ENTRIES SHOWN:
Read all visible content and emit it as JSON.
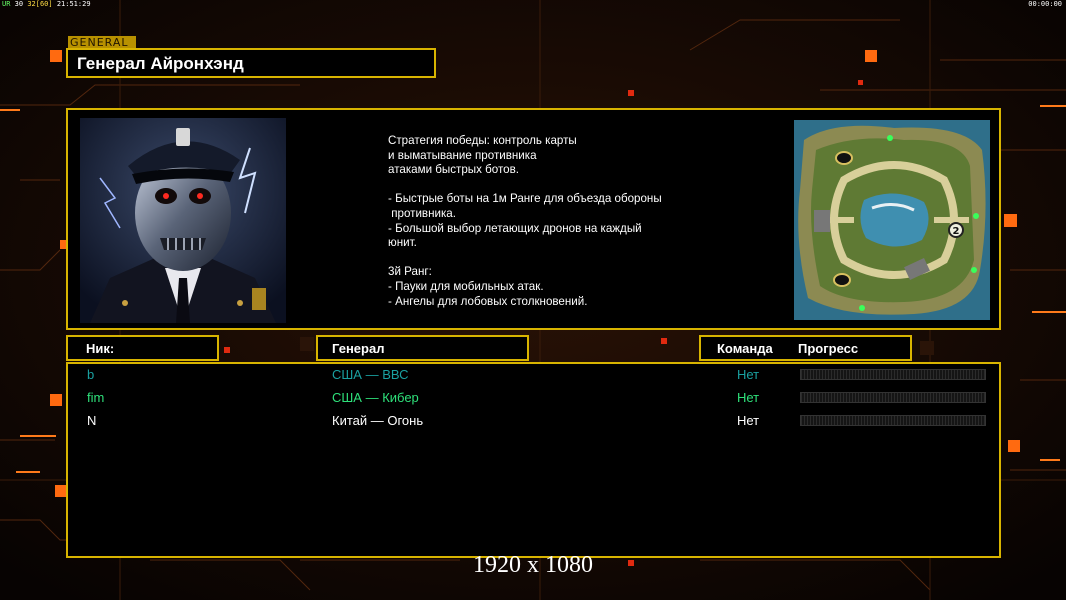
{
  "status": {
    "label": "UR",
    "fps": "30",
    "fps_cap": "32[60]",
    "clock": "21:51:29",
    "timer": "00:00:00"
  },
  "colors": {
    "frame": "#d8b400",
    "accent": "#ff7a1a",
    "row_teal": "#1aa0a0",
    "row_green": "#2ee07a",
    "row_white": "#ffffff"
  },
  "general": {
    "tag": "GENERAL",
    "name": "Генерал Айронхэнд",
    "description": "Стратегия победы: контроль карты\nи выматывание противника\nатаками быстрых ботов.\n\n- Быстрые боты на 1м Ранге для объезда обороны\n противника.\n- Большой выбор летающих дронов на каждый\nюнит.\n\n3й Ранг:\n- Пауки для мобильных атак.\n- Ангелы для лобовых столкновений.",
    "portrait_icon": "cyborg-general-portrait",
    "map_icon": "island-minimap",
    "map_marker": "2"
  },
  "table": {
    "headers": {
      "nick": "Ник:",
      "general": "Генерал",
      "team": "Команда",
      "progress": "Прогресс"
    },
    "rows": [
      {
        "nick": "b",
        "general": "США — ВВС",
        "team": "Нет",
        "color": "#1aa0a0"
      },
      {
        "nick": "fim",
        "general": "США — Кибер",
        "team": "Нет",
        "color": "#2ee07a"
      },
      {
        "nick": "N",
        "general": "Китай — Огонь",
        "team": "Нет",
        "color": "#ffffff"
      }
    ]
  },
  "resolution": "1920 x 1080"
}
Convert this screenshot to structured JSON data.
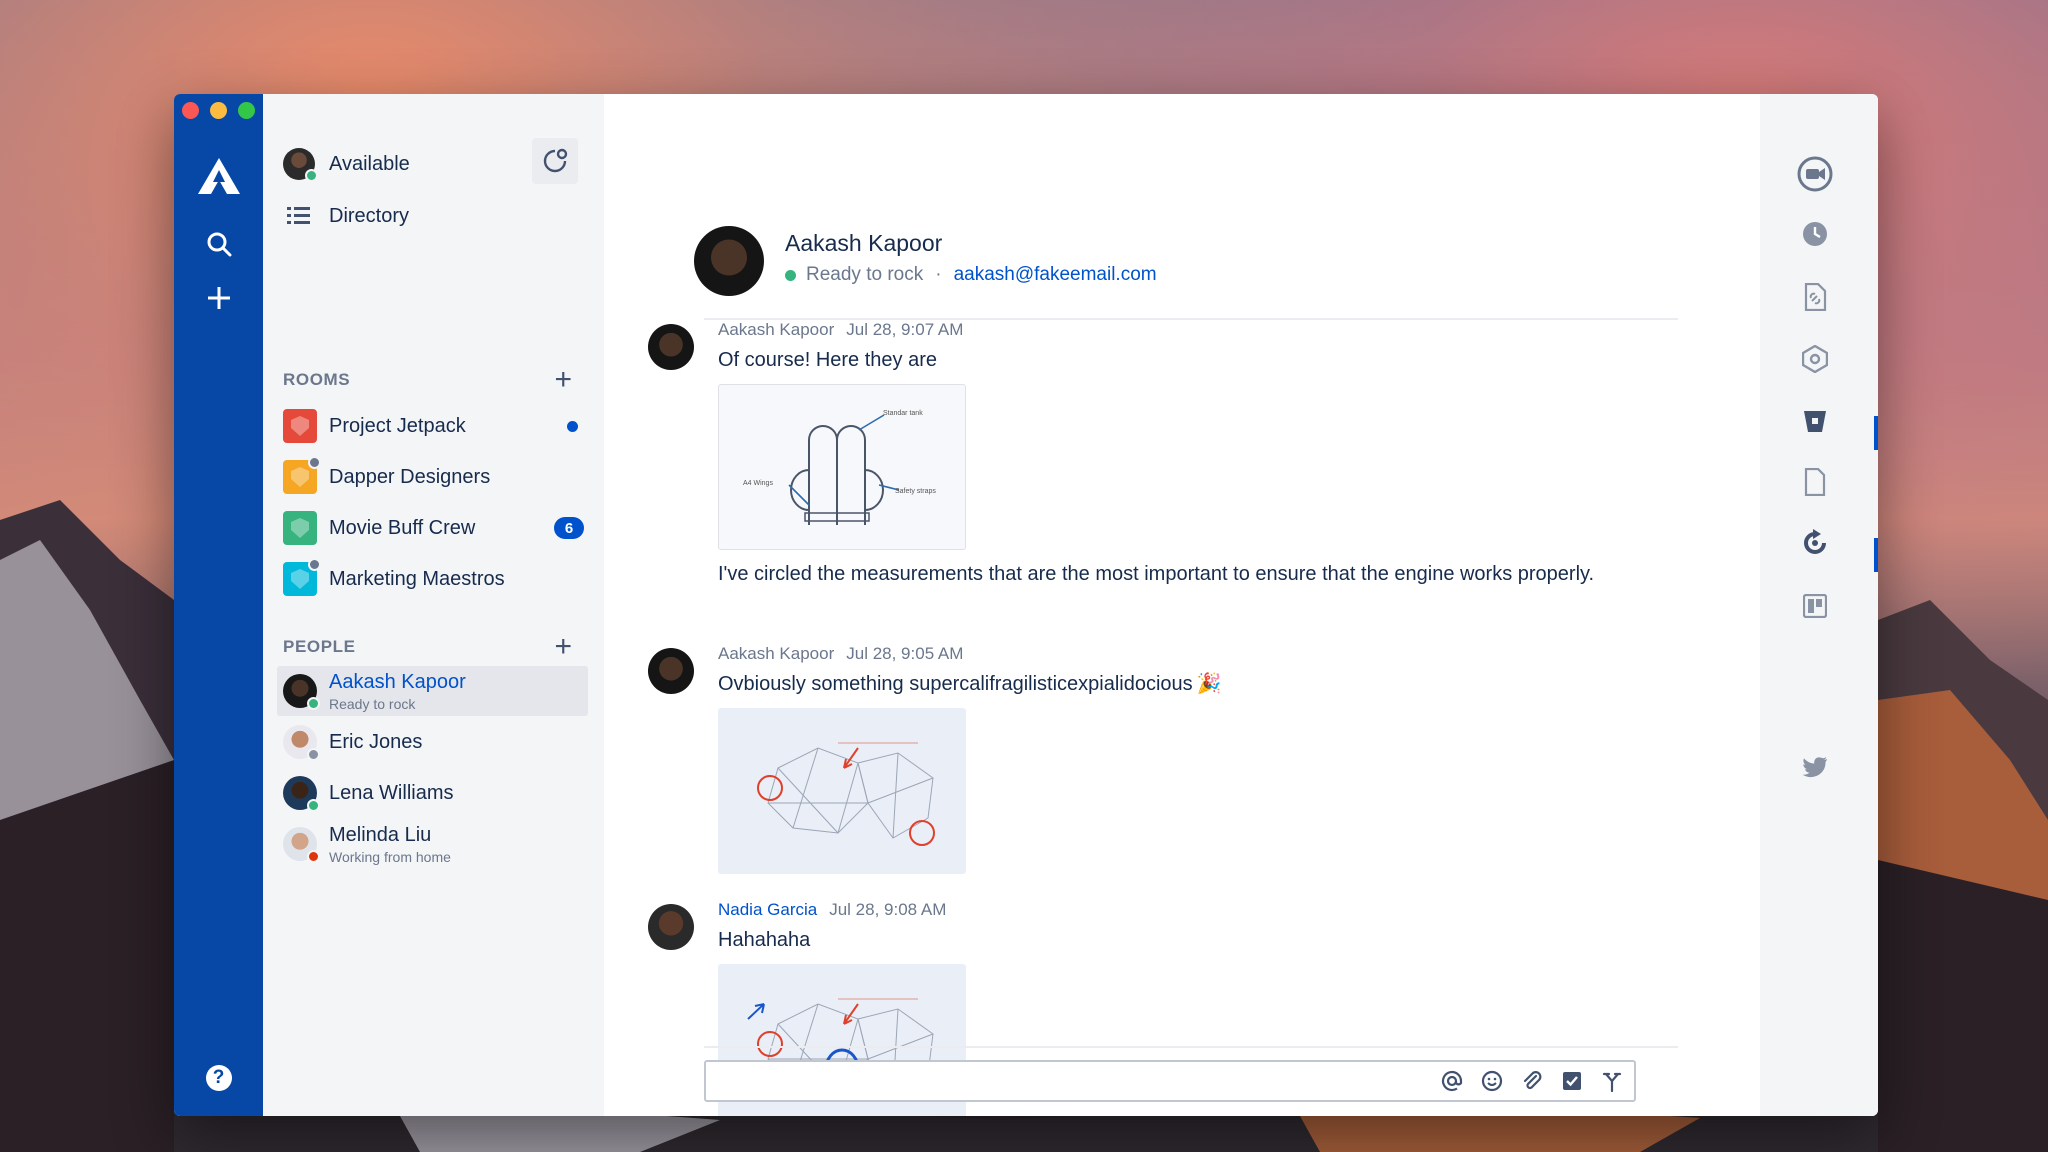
{
  "app": {
    "help_label": "?"
  },
  "sidebar": {
    "status_label": "Available",
    "directory_label": "Directory",
    "rooms_title": "ROOMS",
    "rooms": [
      {
        "name": "Project Jetpack",
        "color": "#e5493a",
        "unread_dot": true,
        "count": ""
      },
      {
        "name": "Dapper Designers",
        "color": "#f5a623",
        "unread_dot": false,
        "count": ""
      },
      {
        "name": "Movie Buff Crew",
        "color": "#36b37e",
        "unread_dot": false,
        "count": "6"
      },
      {
        "name": "Marketing Maestros",
        "color": "#00b8d9",
        "unread_dot": false,
        "count": ""
      }
    ],
    "people_title": "PEOPLE",
    "people": [
      {
        "name": "Aakash Kapoor",
        "status": "Ready to rock",
        "presence": "online",
        "selected": true
      },
      {
        "name": "Eric Jones",
        "status": "",
        "presence": "away",
        "selected": false
      },
      {
        "name": "Lena Williams",
        "status": "",
        "presence": "online",
        "selected": false
      },
      {
        "name": "Melinda Liu",
        "status": "Working from home",
        "presence": "busy",
        "selected": false
      }
    ]
  },
  "conversation": {
    "header": {
      "name": "Aakash Kapoor",
      "status": "Ready to rock",
      "separator": "·",
      "email": "aakash@fakeemail.com"
    },
    "messages": [
      {
        "author": "Aakash Kapoor",
        "time": "Jul 28, 9:07 AM",
        "text": "Of course! Here they are",
        "after_text": "I've circled the measurements that are the most important to ensure that the engine works properly.",
        "attachment": "jetpack-sketch",
        "sketch_labels": [
          "Standar tank",
          "A4 Wings",
          "Safety straps"
        ]
      },
      {
        "author": "Aakash Kapoor",
        "time": "Jul 28, 9:05 AM",
        "text": "Ovbiously something supercalifragilisticexpialidocious",
        "emoji": "🎉",
        "attachment": "engine-sketch"
      },
      {
        "author": "Nadia Garcia",
        "author_color": "#0052cc",
        "time": "Jul 28, 9:08 AM",
        "text": "Hahahaha",
        "attachment": "engine-sketch-annotated"
      }
    ]
  },
  "composer": {
    "value": "",
    "placeholder": ""
  },
  "colors": {
    "app_bar": "#0747a6",
    "accent": "#0052cc",
    "text": "#172b4d",
    "muted": "#6b778c"
  }
}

WHAT THIS TASK INVOLVES: Copy every line in the listing above where the string "rock" turns up.

REPLY:
        "status": "Ready to rock",
      "status": "Ready to rock",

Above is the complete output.